→ Data extract:
--- Start ---

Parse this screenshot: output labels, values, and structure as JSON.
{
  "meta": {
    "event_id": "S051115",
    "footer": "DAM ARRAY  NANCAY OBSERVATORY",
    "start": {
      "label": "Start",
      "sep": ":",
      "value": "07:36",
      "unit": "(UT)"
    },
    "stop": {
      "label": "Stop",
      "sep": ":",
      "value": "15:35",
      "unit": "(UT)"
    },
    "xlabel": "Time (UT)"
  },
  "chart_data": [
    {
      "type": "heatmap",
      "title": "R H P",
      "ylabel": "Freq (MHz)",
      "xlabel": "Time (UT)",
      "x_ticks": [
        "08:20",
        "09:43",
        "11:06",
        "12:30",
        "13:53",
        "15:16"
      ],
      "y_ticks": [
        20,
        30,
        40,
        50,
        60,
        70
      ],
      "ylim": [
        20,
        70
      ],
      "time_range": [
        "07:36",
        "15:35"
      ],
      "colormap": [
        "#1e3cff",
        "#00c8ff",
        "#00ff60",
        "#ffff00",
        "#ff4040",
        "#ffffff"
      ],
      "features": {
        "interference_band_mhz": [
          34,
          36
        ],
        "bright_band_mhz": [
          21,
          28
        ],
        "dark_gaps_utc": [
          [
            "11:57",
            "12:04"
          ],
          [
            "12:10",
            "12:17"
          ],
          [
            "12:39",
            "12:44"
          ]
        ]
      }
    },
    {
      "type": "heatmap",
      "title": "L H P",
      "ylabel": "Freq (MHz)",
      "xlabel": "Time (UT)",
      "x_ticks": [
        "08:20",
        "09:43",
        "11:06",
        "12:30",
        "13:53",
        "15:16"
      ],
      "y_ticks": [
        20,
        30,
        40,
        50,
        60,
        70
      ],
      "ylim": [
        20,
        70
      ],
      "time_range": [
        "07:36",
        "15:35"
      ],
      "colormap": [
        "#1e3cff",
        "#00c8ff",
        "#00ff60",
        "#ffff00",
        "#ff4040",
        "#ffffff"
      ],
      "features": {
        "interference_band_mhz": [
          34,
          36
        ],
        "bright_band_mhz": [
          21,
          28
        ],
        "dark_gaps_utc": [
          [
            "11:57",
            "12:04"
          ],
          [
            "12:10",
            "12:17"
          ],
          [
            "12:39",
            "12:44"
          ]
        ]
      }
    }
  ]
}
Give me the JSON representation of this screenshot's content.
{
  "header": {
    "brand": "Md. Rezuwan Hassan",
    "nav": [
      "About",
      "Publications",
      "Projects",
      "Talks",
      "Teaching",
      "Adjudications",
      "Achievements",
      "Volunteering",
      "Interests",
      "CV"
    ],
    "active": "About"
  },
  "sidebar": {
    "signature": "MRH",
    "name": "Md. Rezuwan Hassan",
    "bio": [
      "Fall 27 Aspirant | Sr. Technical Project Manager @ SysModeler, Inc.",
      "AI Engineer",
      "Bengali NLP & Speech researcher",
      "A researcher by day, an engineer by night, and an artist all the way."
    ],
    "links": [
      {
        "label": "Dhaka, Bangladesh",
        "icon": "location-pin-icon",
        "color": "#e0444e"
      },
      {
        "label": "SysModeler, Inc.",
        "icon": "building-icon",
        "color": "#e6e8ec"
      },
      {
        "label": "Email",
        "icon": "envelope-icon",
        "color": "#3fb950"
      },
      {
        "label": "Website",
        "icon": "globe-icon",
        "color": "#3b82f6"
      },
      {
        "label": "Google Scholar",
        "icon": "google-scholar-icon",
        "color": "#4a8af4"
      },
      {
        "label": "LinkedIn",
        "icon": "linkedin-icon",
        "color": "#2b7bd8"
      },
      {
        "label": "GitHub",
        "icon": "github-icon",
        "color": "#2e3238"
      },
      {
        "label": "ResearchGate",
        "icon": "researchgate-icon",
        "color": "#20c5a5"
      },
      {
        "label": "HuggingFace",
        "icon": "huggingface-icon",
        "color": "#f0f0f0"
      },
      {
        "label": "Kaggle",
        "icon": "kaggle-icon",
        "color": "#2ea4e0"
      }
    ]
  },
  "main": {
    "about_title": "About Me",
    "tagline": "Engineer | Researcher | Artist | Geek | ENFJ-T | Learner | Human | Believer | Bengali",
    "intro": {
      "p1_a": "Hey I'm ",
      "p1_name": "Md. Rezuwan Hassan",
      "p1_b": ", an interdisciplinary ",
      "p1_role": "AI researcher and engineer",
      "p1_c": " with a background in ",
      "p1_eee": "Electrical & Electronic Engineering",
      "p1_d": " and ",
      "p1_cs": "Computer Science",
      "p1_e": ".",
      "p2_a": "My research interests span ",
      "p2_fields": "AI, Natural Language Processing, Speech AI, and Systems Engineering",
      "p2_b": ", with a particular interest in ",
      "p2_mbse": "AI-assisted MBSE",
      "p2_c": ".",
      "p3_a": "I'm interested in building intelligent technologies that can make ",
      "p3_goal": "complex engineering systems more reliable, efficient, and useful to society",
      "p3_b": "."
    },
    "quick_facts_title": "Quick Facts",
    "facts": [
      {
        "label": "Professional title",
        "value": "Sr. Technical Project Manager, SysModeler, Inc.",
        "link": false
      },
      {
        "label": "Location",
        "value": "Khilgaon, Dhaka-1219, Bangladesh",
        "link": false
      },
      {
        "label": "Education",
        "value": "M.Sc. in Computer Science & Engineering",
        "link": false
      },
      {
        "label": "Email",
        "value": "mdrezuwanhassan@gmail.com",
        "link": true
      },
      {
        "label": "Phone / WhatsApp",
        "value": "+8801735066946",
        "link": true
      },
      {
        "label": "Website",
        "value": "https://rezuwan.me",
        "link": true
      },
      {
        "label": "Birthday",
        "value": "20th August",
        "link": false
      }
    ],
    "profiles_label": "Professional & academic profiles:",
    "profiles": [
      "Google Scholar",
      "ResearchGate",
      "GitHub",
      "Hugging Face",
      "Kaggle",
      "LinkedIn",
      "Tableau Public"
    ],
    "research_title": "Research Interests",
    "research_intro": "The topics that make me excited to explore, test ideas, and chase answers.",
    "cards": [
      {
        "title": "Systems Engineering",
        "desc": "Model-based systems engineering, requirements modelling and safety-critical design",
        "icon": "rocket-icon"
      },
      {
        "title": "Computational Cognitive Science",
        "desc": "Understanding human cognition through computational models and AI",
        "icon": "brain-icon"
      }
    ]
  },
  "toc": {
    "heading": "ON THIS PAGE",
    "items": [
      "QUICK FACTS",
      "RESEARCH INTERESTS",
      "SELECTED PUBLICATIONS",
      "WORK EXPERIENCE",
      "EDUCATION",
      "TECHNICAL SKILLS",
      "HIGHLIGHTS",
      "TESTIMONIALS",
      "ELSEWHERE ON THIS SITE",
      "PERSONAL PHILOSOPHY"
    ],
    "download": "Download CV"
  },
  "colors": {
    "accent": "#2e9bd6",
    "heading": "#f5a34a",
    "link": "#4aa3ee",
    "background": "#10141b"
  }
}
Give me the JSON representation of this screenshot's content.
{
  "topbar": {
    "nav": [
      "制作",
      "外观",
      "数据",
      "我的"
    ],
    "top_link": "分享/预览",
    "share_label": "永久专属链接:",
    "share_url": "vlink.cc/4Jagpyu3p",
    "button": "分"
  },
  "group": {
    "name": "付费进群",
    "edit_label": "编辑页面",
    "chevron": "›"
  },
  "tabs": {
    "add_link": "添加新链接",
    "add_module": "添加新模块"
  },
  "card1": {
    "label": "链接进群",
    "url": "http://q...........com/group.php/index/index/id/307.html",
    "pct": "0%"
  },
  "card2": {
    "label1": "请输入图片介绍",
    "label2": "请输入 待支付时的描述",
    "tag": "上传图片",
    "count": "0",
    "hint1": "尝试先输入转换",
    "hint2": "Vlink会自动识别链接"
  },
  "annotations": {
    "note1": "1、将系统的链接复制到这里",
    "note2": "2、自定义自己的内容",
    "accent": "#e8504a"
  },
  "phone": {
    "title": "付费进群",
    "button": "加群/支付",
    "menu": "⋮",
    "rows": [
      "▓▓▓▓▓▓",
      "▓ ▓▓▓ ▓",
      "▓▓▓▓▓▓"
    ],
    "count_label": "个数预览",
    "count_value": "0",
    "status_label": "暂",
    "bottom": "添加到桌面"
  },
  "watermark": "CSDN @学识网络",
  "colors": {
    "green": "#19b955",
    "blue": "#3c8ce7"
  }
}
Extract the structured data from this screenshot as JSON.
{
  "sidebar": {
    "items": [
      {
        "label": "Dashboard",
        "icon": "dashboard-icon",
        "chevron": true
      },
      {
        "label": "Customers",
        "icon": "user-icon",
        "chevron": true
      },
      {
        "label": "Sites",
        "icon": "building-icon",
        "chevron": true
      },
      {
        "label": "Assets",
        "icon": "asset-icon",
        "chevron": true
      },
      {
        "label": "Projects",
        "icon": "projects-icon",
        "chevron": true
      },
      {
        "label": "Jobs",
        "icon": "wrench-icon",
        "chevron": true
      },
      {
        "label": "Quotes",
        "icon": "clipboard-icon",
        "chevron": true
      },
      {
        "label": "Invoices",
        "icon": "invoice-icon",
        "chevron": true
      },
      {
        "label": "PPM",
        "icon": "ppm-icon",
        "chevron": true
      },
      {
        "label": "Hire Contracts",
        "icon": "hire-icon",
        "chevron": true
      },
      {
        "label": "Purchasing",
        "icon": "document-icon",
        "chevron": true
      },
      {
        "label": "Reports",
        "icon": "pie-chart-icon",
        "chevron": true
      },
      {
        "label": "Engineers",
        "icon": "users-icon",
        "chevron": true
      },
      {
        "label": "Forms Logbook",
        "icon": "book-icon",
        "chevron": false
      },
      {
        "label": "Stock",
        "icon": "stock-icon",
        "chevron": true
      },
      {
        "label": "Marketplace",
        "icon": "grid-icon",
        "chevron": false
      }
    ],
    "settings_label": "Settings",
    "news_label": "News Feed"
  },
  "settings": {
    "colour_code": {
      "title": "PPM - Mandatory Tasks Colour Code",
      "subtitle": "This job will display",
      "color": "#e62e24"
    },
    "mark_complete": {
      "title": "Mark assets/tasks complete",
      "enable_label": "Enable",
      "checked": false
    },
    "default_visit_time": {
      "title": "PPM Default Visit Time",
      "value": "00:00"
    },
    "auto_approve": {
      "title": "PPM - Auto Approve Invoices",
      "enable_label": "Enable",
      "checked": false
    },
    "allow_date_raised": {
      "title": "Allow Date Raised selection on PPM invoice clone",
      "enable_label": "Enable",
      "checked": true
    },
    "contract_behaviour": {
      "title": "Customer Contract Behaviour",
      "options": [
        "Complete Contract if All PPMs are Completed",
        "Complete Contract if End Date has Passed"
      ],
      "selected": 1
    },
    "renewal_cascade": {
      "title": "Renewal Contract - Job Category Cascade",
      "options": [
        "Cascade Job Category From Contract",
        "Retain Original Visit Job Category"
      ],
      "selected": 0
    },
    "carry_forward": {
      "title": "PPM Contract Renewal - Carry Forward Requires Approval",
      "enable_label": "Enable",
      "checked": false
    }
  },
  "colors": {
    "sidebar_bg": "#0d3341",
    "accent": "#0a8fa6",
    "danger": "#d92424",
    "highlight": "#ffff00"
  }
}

--- End ---

Provide only the count of lines in the material above that hold the word "Bengali".

2